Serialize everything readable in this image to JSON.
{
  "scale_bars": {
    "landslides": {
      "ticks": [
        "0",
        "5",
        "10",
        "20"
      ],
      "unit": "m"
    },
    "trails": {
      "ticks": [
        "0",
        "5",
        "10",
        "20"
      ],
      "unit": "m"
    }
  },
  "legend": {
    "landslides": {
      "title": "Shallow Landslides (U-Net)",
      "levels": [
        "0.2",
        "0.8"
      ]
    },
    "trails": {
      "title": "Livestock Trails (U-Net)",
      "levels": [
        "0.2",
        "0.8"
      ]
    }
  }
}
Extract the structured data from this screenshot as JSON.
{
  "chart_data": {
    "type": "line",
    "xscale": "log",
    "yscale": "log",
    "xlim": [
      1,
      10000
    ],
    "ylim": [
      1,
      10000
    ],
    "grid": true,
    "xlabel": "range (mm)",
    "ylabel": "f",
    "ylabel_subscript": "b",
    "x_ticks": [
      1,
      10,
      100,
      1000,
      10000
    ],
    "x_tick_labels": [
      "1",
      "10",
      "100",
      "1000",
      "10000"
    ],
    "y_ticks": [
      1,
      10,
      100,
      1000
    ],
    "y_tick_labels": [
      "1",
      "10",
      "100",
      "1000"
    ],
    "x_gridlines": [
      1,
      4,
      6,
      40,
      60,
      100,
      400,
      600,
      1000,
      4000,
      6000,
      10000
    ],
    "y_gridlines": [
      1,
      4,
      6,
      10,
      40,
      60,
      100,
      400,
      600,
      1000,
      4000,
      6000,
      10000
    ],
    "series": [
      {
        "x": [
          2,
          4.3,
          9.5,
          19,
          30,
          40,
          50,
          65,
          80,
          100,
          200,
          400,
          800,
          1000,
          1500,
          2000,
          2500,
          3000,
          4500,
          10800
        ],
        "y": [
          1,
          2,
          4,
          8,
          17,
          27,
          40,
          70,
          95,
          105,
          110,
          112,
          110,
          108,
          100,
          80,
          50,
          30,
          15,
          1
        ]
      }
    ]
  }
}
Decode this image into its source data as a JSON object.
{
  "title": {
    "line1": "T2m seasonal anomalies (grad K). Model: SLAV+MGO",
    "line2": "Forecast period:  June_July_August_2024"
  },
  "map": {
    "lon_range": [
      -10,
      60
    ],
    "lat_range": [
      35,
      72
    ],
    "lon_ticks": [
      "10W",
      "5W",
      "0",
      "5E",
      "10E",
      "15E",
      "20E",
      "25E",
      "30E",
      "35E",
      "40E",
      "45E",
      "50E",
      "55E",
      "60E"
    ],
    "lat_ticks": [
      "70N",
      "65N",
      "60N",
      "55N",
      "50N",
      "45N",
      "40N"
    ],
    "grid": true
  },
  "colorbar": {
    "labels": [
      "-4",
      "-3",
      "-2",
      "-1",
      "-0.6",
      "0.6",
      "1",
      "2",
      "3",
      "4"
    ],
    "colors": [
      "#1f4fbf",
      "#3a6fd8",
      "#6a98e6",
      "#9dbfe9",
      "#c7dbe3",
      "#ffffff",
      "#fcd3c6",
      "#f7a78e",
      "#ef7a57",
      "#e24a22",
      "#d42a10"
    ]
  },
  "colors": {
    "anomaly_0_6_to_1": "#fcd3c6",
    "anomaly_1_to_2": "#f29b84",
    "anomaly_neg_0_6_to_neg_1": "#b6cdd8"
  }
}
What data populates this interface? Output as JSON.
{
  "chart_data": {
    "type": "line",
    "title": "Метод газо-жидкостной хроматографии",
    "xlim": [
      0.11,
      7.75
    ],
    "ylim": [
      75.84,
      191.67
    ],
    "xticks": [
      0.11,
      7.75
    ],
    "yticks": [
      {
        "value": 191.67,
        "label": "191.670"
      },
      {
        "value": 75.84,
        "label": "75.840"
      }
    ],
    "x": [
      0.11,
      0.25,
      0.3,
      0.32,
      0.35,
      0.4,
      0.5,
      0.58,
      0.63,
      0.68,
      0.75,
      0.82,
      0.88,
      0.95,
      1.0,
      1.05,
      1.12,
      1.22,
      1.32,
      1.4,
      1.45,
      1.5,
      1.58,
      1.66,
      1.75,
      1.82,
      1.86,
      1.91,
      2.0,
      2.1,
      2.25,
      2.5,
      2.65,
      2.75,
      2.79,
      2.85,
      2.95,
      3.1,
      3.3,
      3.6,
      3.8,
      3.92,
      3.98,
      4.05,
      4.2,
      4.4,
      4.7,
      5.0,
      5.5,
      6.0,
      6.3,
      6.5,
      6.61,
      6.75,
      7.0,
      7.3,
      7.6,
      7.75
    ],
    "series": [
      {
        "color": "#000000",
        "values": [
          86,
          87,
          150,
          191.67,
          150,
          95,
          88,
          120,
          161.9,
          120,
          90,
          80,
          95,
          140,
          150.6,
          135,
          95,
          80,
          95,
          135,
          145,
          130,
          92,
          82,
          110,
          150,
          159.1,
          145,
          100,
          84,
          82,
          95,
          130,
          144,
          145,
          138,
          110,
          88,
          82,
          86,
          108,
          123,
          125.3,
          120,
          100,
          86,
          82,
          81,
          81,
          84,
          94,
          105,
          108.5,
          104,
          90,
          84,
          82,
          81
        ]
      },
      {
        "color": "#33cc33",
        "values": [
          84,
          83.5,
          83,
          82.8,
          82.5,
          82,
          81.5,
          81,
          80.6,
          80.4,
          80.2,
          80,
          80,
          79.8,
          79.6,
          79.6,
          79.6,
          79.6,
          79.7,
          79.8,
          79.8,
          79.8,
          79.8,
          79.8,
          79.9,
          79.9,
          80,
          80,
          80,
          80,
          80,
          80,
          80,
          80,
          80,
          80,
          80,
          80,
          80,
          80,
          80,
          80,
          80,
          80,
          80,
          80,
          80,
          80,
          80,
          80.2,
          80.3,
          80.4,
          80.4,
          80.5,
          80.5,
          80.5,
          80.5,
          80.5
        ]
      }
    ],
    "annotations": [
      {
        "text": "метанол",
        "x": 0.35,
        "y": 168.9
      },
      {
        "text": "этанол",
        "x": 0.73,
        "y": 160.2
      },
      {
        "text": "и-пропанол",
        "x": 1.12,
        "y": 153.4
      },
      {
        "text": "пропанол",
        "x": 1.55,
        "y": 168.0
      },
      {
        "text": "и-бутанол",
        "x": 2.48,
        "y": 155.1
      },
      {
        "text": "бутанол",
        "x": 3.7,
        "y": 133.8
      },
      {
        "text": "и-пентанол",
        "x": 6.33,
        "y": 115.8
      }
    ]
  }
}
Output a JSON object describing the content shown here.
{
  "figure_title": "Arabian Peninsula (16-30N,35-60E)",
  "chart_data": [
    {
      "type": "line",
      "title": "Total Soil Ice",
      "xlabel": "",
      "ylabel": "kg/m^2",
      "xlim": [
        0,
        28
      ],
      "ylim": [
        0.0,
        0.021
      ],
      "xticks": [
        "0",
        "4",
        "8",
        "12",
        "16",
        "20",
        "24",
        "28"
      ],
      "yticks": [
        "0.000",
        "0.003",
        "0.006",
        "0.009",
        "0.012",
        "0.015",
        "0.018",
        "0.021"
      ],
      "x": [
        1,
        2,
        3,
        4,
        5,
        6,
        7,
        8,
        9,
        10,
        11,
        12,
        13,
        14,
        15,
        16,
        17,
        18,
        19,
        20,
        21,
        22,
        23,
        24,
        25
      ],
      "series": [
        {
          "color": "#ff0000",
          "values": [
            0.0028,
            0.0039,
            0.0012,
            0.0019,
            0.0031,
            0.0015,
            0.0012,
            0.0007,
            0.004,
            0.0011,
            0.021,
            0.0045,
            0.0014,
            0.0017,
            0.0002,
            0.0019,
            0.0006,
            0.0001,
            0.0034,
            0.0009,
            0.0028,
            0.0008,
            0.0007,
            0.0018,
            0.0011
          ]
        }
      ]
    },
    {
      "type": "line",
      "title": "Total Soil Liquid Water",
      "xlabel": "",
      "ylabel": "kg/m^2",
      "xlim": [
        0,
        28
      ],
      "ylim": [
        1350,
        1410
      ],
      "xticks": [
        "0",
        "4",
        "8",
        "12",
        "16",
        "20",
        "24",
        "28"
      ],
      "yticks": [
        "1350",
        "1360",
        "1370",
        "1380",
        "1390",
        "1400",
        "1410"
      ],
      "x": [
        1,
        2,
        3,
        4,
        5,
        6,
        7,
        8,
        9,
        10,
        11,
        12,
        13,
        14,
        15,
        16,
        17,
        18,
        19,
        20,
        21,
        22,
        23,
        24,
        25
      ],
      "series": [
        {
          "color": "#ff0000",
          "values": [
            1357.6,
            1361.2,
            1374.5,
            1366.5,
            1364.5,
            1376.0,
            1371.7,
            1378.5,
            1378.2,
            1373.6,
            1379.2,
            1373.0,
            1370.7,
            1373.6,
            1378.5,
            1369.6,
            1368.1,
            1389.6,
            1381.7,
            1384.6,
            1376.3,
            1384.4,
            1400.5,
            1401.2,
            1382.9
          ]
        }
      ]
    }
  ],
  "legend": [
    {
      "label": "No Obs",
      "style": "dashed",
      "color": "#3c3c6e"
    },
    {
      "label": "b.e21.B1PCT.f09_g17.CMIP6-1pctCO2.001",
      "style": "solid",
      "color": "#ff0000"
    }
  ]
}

▬▬▬▬▬▬

» **SHORT PROBLEM**:
Reply with one number: the count of lines in the entries that include the word "image".

» **ANSWER FOR THE TASK**:
2